Dataset.
┄┄┄┄┄┄┄┄┄┄┄┄┄┄┄┄┄┄┄┄

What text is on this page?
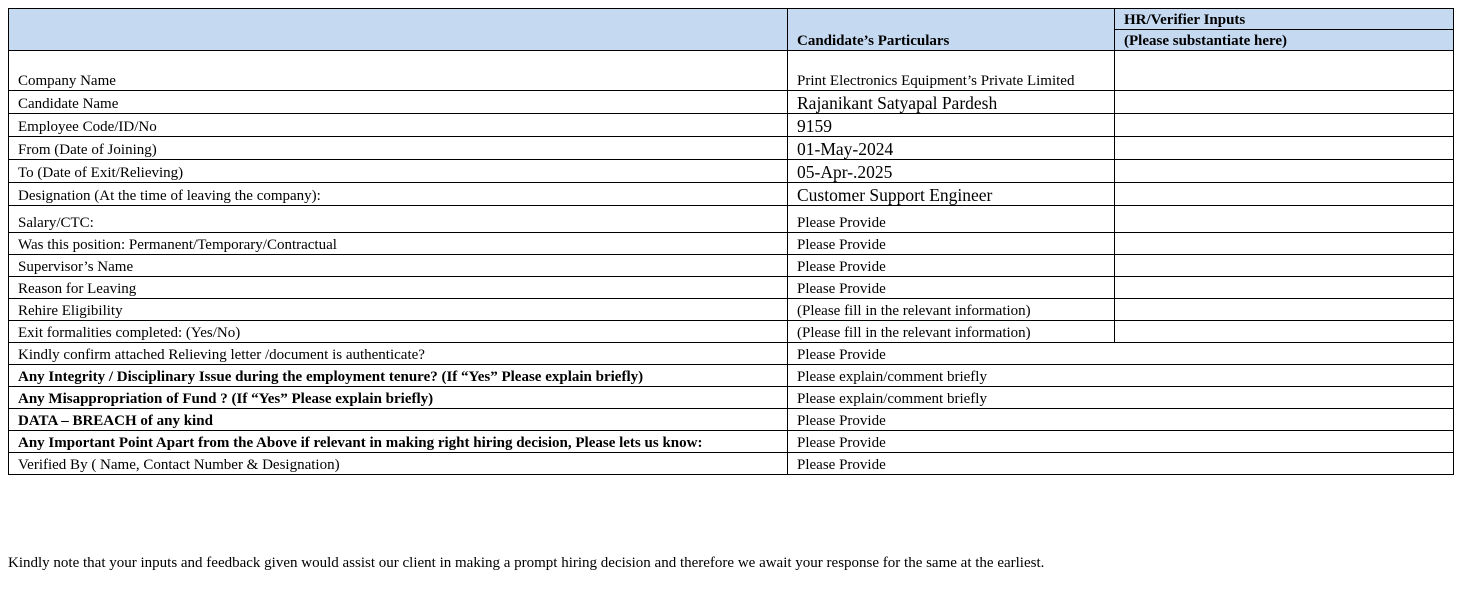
	Candidate’s Particulars	HR/Verifier Inputs
		(Please substantiate here)
Company Name	Print Electronics Equipment’s Private Limited	
Candidate Name	Rajanikant Satyapal Pardesh	
Employee Code/ID/No	9159	
From (Date of Joining)	01-May-2024	
To (Date of Exit/Relieving)	05-Apr-.2025	
Designation (At the time of leaving the company):	Customer Support Engineer	
Salary/CTC:	Please Provide	
Was this position: Permanent/Temporary/Contractual	Please Provide	
Supervisor’s Name	Please Provide	
Reason for Leaving	Please Provide	
Rehire Eligibility	(Please fill in the relevant information)	
Exit formalities completed: (Yes/No)	(Please fill in the relevant information)	
Kindly confirm attached Relieving letter /document is authenticate?	Please Provide	
Any Integrity / Disciplinary Issue during the employment tenure? (If “Yes” Please explain briefly)	Please explain/comment briefly	
Any Misappropriation of Fund ? (If “Yes” Please explain briefly)	Please explain/comment briefly	
DATA – BREACH of any kind	Please Provide	
Any Important Point Apart from the Above if relevant in making right hiring decision, Please lets us know:	Please Provide	
Verified By ( Name, Contact Number & Designation)	Please Provide	
Kindly note that your inputs and feedback given would assist our client in making a prompt hiring decision and therefore we await your response for the same at the earliest.
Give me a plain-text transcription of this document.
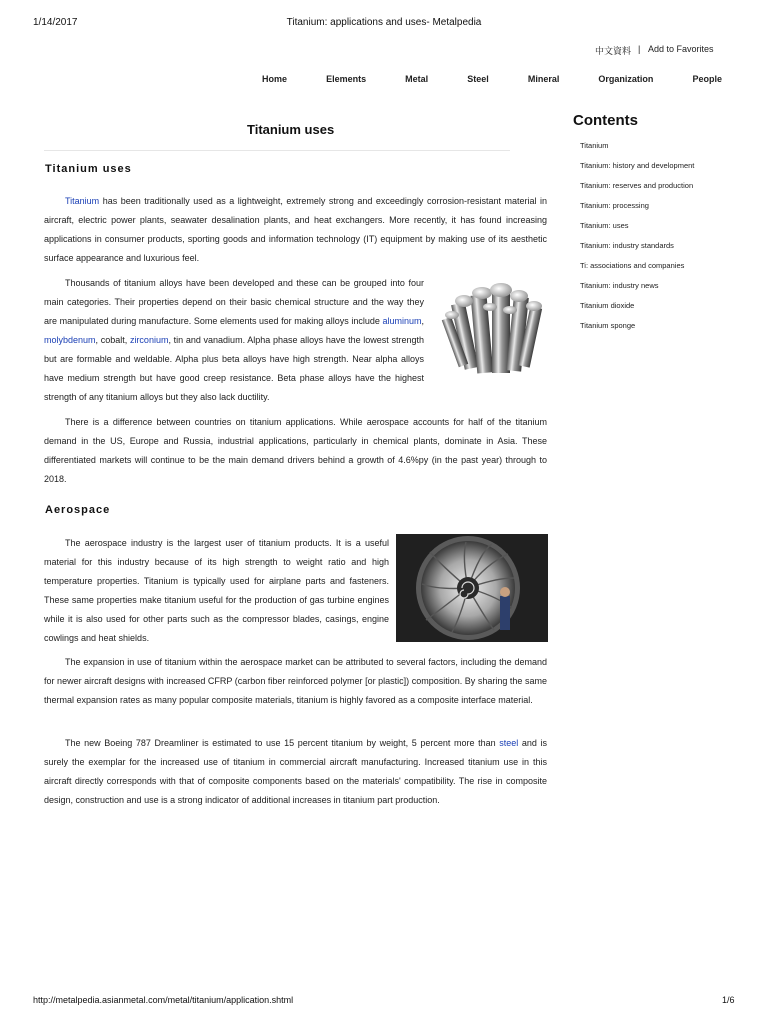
1/14/2017	Titanium: applications and uses- Metalpedia
中文資料 | Add to Favorites
Home	Elements	Metal	Steel	Mineral	Organization	People
Titanium uses
Titanium uses

Titanium has been traditionally used as a lightweight, extremely strong and exceedingly corrosion-resistant material in aircraft, electric power plants, seawater desalination plants, and heat exchangers. More recently, it has found increasing applications in consumer products, sporting goods and information technology (IT) equipment by making use of its aesthetic surface appearance and luxurious feel.

Thousands of titanium alloys have been developed and these can be grouped into four main categories. Their properties depend on their basic chemical structure and the way they are manipulated during manufacture. Some elements used for making alloys include aluminum, molybdenum, cobalt, zirconium, tin and vanadium. Alpha phase alloys have the lowest strength but are formable and weldable. Alpha plus beta alloys have high strength. Near alpha alloys have medium strength but have good creep resistance. Beta phase alloys have the highest strength of any titanium alloys but they also lack ductility.

There is a difference between countries on titanium applications. While aerospace accounts for half of the titanium demand in the US, Europe and Russia, industrial applications, particularly in chemical plants, dominate in Asia. These differentiated markets will continue to be the main demand drivers behind a growth of 4.6%py (in the past year) through to 2018.

Aerospace

The aerospace industry is the largest user of titanium products. It is a useful material for this industry because of its high strength to weight ratio and high temperature properties. Titanium is typically used for airplane parts and fasteners. These same properties make titanium useful for the production of gas turbine engines while it is also used for other parts such as the compressor blades, casings, engine cowlings and heat shields.

The expansion in use of titanium within the aerospace market can be attributed to several factors, including the demand for newer aircraft designs with increased CFRP (carbon fiber reinforced polymer [or plastic]) composition. By sharing the same thermal expansion rates as many popular composite materials, titanium is highly favored as a composite interface material.

The new Boeing 787 Dreamliner is estimated to use 15 percent titanium by weight, 5 percent more than steel and is surely the exemplar for the increased use of titanium in commercial aircraft manufacturing. Increased titanium use in this aircraft directly corresponds with that of composite components based on the materials' compatibility. The rise in composite design, construction and use is a strong indicator of additional increases in titanium part production.

Contents
Titanium
Titanium: history and development
Titanium: reserves and production
Titanium: processing
Titanium: uses
Titanium: industry standards
Ti: associations and companies
Titanium: industry news
Titanium dioxide
Titanium sponge
http://metalpedia.asianmetal.com/metal/titanium/application.shtml	1/6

┄┄┄┄┄┄┄┄┄┄┄┄┄┄┄┄┄┄┄┄

Task description.
The material above holds pictures; copy everything else in it exactly.

Response to this task.
What text is on this page?
	Candidate’s Particulars	HR/Verifier Inputs
		(Please substantiate here)
Company Name	Print Electronics Equipment’s Private Limited	
Candidate Name	Rajanikant Satyapal Pardesh	
Employee Code/ID/No	9159	
From (Date of Joining)	01-May-2024	
To (Date of Exit/Relieving)	05-Apr-.2025	
Designation (At the time of leaving the company):	Customer Support Engineer	
Salary/CTC:	Please Provide	
Was this position: Permanent/Temporary/Contractual	Please Provide	
Supervisor’s Name	Please Provide	
Reason for Leaving	Please Provide	
Rehire Eligibility	(Please fill in the relevant information)	
Exit formalities completed: (Yes/No)	(Please fill in the relevant information)	
Kindly confirm attached Relieving letter /document is authenticate?	Please Provide	
Any Integrity / Disciplinary Issue during the employment tenure? (If “Yes” Please explain briefly)	Please explain/comment briefly	
Any Misappropriation of Fund ? (If “Yes” Please explain briefly)	Please explain/comment briefly	
DATA – BREACH of any kind	Please Provide	
Any Important Point Apart from the Above if relevant in making right hiring decision, Please lets us know:	Please Provide	
Verified By ( Name, Contact Number & Designation)	Please Provide	
Kindly note that your inputs and feedback given would assist our client in making a prompt hiring decision and therefore we await your response for the same at the earliest.
Give me a plain-text transcription of this document.
1/14/2017	Titanium: applications and uses- Metalpedia
中文資料 | Add to Favorites
Home	Elements	Metal	Steel	Mineral	Organization	People
Titanium uses
Titanium uses

Titanium has been traditionally used as a lightweight, extremely strong and exceedingly corrosion-resistant material in aircraft, electric power plants, seawater desalination plants, and heat exchangers. More recently, it has found increasing applications in consumer products, sporting goods and information technology (IT) equipment by making use of its aesthetic surface appearance and luxurious feel.

Thousands of titanium alloys have been developed and these can be grouped into four main categories. Their properties depend on their basic chemical structure and the way they are manipulated during manufacture. Some elements used for making alloys include aluminum, molybdenum, cobalt, zirconium, tin and vanadium. Alpha phase alloys have the lowest strength but are formable and weldable. Alpha plus beta alloys have high strength. Near alpha alloys have medium strength but have good creep resistance. Beta phase alloys have the highest strength of any titanium alloys but they also lack ductility.

There is a difference between countries on titanium applications. While aerospace accounts for half of the titanium demand in the US, Europe and Russia, industrial applications, particularly in chemical plants, dominate in Asia. These differentiated markets will continue to be the main demand drivers behind a growth of 4.6%py (in the past year) through to 2018.

Aerospace

The aerospace industry is the largest user of titanium products. It is a useful material for this industry because of its high strength to weight ratio and high temperature properties. Titanium is typically used for airplane parts and fasteners. These same properties make titanium useful for the production of gas turbine engines while it is also used for other parts such as the compressor blades, casings, engine cowlings and heat shields.

The expansion in use of titanium within the aerospace market can be attributed to several factors, including the demand for newer aircraft designs with increased CFRP (carbon fiber reinforced polymer [or plastic]) composition. By sharing the same thermal expansion rates as many popular composite materials, titanium is highly favored as a composite interface material.

The new Boeing 787 Dreamliner is estimated to use 15 percent titanium by weight, 5 percent more than steel and is surely the exemplar for the increased use of titanium in commercial aircraft manufacturing. Increased titanium use in this aircraft directly corresponds with that of composite components based on the materials' compatibility. The rise in composite design, construction and use is a strong indicator of additional increases in titanium part production.

Contents
Titanium
Titanium: history and development
Titanium: reserves and production
Titanium: processing
Titanium: uses
Titanium: industry standards
Ti: associations and companies
Titanium: industry news
Titanium dioxide
Titanium sponge
http://metalpedia.asianmetal.com/metal/titanium/application.shtml	1/6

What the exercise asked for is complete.